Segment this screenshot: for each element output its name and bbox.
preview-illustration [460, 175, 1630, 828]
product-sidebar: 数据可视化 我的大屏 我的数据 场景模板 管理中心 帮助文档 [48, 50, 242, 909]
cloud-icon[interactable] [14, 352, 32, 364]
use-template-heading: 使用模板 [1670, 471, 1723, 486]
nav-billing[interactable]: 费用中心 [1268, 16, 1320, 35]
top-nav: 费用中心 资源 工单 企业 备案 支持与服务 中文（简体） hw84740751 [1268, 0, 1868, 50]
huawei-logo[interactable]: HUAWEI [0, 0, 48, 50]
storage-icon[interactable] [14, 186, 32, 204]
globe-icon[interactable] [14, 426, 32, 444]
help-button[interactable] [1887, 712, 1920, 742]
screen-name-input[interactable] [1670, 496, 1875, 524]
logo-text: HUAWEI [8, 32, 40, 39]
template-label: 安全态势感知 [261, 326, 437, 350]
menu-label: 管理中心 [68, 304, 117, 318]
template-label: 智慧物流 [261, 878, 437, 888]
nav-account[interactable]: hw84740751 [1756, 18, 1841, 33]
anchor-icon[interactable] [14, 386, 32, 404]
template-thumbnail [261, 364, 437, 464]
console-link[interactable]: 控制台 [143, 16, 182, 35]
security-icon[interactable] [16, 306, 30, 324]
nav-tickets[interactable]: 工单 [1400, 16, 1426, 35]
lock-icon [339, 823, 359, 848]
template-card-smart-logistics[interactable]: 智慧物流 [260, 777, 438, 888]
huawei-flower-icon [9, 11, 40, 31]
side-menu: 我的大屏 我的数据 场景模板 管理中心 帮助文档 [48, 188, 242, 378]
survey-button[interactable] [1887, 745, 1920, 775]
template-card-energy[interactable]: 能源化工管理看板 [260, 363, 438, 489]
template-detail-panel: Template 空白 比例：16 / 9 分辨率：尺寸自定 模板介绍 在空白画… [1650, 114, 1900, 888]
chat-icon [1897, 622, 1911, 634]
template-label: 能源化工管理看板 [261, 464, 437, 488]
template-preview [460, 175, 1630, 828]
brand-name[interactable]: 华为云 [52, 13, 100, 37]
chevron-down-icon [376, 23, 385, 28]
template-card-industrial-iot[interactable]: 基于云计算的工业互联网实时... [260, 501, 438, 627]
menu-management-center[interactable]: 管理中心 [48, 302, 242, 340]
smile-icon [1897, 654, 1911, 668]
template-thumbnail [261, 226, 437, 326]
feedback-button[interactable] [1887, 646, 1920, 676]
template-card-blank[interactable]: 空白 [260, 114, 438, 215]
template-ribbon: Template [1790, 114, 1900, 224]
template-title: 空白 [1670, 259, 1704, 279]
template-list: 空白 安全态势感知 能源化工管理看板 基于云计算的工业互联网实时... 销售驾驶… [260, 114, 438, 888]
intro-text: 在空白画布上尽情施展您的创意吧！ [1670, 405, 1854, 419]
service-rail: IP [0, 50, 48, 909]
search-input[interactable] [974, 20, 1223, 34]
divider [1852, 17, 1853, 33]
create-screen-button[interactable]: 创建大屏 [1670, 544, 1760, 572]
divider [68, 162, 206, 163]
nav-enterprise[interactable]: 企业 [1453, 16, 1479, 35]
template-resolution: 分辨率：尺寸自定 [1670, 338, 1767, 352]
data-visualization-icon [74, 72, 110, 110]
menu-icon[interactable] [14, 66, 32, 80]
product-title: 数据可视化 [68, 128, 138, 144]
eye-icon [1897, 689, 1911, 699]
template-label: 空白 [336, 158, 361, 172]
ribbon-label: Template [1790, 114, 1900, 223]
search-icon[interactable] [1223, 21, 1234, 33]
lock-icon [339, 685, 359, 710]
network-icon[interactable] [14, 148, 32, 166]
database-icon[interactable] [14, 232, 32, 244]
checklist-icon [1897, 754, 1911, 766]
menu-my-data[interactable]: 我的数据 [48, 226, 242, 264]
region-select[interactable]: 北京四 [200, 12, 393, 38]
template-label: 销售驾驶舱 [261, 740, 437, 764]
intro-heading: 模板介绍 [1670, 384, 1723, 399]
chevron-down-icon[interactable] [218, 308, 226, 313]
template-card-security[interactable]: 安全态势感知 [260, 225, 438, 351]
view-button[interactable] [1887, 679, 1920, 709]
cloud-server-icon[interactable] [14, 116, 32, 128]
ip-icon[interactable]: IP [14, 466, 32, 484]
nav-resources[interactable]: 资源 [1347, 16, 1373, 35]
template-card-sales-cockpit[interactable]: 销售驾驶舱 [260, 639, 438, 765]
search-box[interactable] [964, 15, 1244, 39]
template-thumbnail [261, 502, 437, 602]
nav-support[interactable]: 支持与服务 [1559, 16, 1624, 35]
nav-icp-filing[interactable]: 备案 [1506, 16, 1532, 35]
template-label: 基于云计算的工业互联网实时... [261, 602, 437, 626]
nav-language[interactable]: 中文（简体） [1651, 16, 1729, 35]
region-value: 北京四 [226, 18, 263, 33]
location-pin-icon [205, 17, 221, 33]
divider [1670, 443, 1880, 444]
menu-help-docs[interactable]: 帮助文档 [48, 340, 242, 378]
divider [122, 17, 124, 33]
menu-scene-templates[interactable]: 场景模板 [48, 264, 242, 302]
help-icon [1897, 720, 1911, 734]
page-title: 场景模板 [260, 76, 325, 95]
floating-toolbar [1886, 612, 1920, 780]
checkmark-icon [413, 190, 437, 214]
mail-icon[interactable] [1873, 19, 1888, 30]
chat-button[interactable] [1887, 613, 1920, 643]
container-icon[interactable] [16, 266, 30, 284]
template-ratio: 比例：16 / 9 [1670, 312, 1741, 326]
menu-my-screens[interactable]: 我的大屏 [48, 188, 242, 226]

━━━━━━━━━━━━━━━━

Task to carry out: Please copy out all of the data above, line for line, without changing a single character.

Solution to the exercise:
Segment this screenshot: for each element output its name and bbox.
preview-illustration [460, 175, 1630, 828]
product-sidebar: 数据可视化 我的大屏 我的数据 场景模板 管理中心 帮助文档 [48, 50, 242, 909]
cloud-icon[interactable] [14, 352, 32, 364]
use-template-heading: 使用模板 [1670, 471, 1723, 486]
nav-billing[interactable]: 费用中心 [1268, 16, 1320, 35]
top-nav: 费用中心 资源 工单 企业 备案 支持与服务 中文（简体） hw84740751 [1268, 0, 1868, 50]
huawei-logo[interactable]: HUAWEI [0, 0, 48, 50]
storage-icon[interactable] [14, 186, 32, 204]
globe-icon[interactable] [14, 426, 32, 444]
help-button[interactable] [1887, 712, 1920, 742]
screen-name-input[interactable] [1670, 496, 1875, 524]
logo-text: HUAWEI [8, 32, 40, 39]
template-label: 安全态势感知 [261, 326, 437, 350]
menu-label: 管理中心 [68, 304, 117, 318]
template-label: 智慧物流 [261, 878, 437, 888]
nav-account[interactable]: hw84740751 [1756, 18, 1841, 33]
anchor-icon[interactable] [14, 386, 32, 404]
template-thumbnail [261, 364, 437, 464]
console-link[interactable]: 控制台 [143, 16, 182, 35]
security-icon[interactable] [16, 306, 30, 324]
nav-tickets[interactable]: 工单 [1400, 16, 1426, 35]
lock-icon [339, 823, 359, 848]
template-card-smart-logistics[interactable]: 智慧物流 [260, 777, 438, 888]
huawei-flower-icon [9, 11, 40, 31]
side-menu: 我的大屏 我的数据 场景模板 管理中心 帮助文档 [48, 188, 242, 378]
survey-button[interactable] [1887, 745, 1920, 775]
template-card-energy[interactable]: 能源化工管理看板 [260, 363, 438, 489]
template-detail-panel: Template 空白 比例：16 / 9 分辨率：尺寸自定 模板介绍 在空白画… [1650, 114, 1900, 888]
chat-icon [1897, 622, 1911, 634]
template-label: 能源化工管理看板 [261, 464, 437, 488]
template-preview [460, 175, 1630, 828]
brand-name[interactable]: 华为云 [52, 13, 100, 37]
chevron-down-icon [376, 23, 385, 28]
template-card-industrial-iot[interactable]: 基于云计算的工业互联网实时... [260, 501, 438, 627]
menu-management-center[interactable]: 管理中心 [48, 302, 242, 340]
smile-icon [1897, 654, 1911, 668]
template-thumbnail [261, 226, 437, 326]
feedback-button[interactable] [1887, 646, 1920, 676]
template-card-blank[interactable]: 空白 [260, 114, 438, 215]
template-ribbon: Template [1790, 114, 1900, 224]
template-title: 空白 [1670, 259, 1704, 279]
template-list: 空白 安全态势感知 能源化工管理看板 基于云计算的工业互联网实时... 销售驾驶… [260, 114, 438, 888]
intro-text: 在空白画布上尽情施展您的创意吧！ [1670, 405, 1854, 419]
service-rail: IP [0, 50, 48, 909]
search-input[interactable] [974, 20, 1223, 34]
divider [1852, 17, 1853, 33]
create-screen-button[interactable]: 创建大屏 [1670, 544, 1760, 572]
divider [68, 162, 206, 163]
nav-enterprise[interactable]: 企业 [1453, 16, 1479, 35]
template-resolution: 分辨率：尺寸自定 [1670, 338, 1767, 352]
data-visualization-icon [74, 72, 110, 110]
menu-icon[interactable] [14, 66, 32, 80]
product-title: 数据可视化 [68, 128, 138, 144]
eye-icon [1897, 689, 1911, 699]
template-label: 空白 [336, 158, 361, 172]
ribbon-label: Template [1790, 114, 1900, 223]
search-icon[interactable] [1223, 21, 1234, 33]
lock-icon [339, 685, 359, 710]
network-icon[interactable] [14, 148, 32, 166]
database-icon[interactable] [14, 232, 32, 244]
checklist-icon [1897, 754, 1911, 766]
menu-my-data[interactable]: 我的数据 [48, 226, 242, 264]
region-select[interactable]: 北京四 [200, 12, 393, 38]
template-label: 销售驾驶舱 [261, 740, 437, 764]
intro-heading: 模板介绍 [1670, 384, 1723, 399]
chevron-down-icon[interactable] [218, 308, 226, 313]
template-card-security[interactable]: 安全态势感知 [260, 225, 438, 351]
view-button[interactable] [1887, 679, 1920, 709]
cloud-server-icon[interactable] [14, 116, 32, 128]
ip-icon[interactable]: IP [14, 466, 32, 484]
nav-resources[interactable]: 资源 [1347, 16, 1373, 35]
template-card-sales-cockpit[interactable]: 销售驾驶舱 [260, 639, 438, 765]
search-box[interactable] [964, 15, 1244, 39]
template-thumbnail [261, 502, 437, 602]
nav-support[interactable]: 支持与服务 [1559, 16, 1624, 35]
nav-icp-filing[interactable]: 备案 [1506, 16, 1532, 35]
template-label: 基于云计算的工业互联网实时... [261, 602, 437, 626]
nav-language[interactable]: 中文（简体） [1651, 16, 1729, 35]
region-value: 北京四 [226, 18, 263, 33]
location-pin-icon [205, 17, 221, 33]
divider [1670, 443, 1880, 444]
menu-help-docs[interactable]: 帮助文档 [48, 340, 242, 378]
divider [122, 17, 124, 33]
menu-scene-templates[interactable]: 场景模板 [48, 264, 242, 302]
help-icon [1897, 720, 1911, 734]
page-title: 场景模板 [260, 76, 325, 95]
floating-toolbar [1886, 612, 1920, 780]
checkmark-icon [413, 190, 437, 214]
mail-icon[interactable] [1873, 19, 1888, 30]
chat-button[interactable] [1887, 613, 1920, 643]
container-icon[interactable] [16, 266, 30, 284]
template-ratio: 比例：16 / 9 [1670, 312, 1741, 326]
menu-my-screens[interactable]: 我的大屏 [48, 188, 242, 226]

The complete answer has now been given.